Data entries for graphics
----------

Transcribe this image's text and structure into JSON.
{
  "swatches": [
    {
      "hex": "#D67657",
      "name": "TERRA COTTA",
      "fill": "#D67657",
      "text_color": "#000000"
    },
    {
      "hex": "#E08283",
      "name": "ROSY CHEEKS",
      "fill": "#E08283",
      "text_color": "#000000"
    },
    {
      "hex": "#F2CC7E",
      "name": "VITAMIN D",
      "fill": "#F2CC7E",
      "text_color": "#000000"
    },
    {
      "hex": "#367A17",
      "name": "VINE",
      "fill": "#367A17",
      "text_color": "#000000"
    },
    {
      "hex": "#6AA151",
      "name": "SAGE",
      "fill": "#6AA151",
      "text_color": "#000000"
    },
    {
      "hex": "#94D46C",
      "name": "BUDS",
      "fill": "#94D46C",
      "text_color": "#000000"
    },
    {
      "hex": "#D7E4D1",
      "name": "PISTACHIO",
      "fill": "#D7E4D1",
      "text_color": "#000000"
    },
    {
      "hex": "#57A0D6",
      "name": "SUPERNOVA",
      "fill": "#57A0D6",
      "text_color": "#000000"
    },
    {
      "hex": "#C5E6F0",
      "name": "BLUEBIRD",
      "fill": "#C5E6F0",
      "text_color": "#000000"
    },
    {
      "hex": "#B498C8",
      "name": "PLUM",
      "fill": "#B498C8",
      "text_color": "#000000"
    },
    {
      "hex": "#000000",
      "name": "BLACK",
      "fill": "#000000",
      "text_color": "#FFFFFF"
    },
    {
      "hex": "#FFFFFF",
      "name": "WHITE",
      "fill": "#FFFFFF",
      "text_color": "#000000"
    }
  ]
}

----------

▸ EXERCISE
Each line that holds the word "name" is to be copied.

▸ SOLUTION
      "name": "TERRA COTTA",
      "name": "ROSY CHEEKS",
      "name": "VITAMIN D",
      "name": "VINE",
      "name": "SAGE",
      "name": "BUDS",
      "name": "PISTACHIO",
      "name": "SUPERNOVA",
      "name": "BLUEBIRD",
      "name": "PLUM",
      "name": "BLACK",
      "name": "WHITE",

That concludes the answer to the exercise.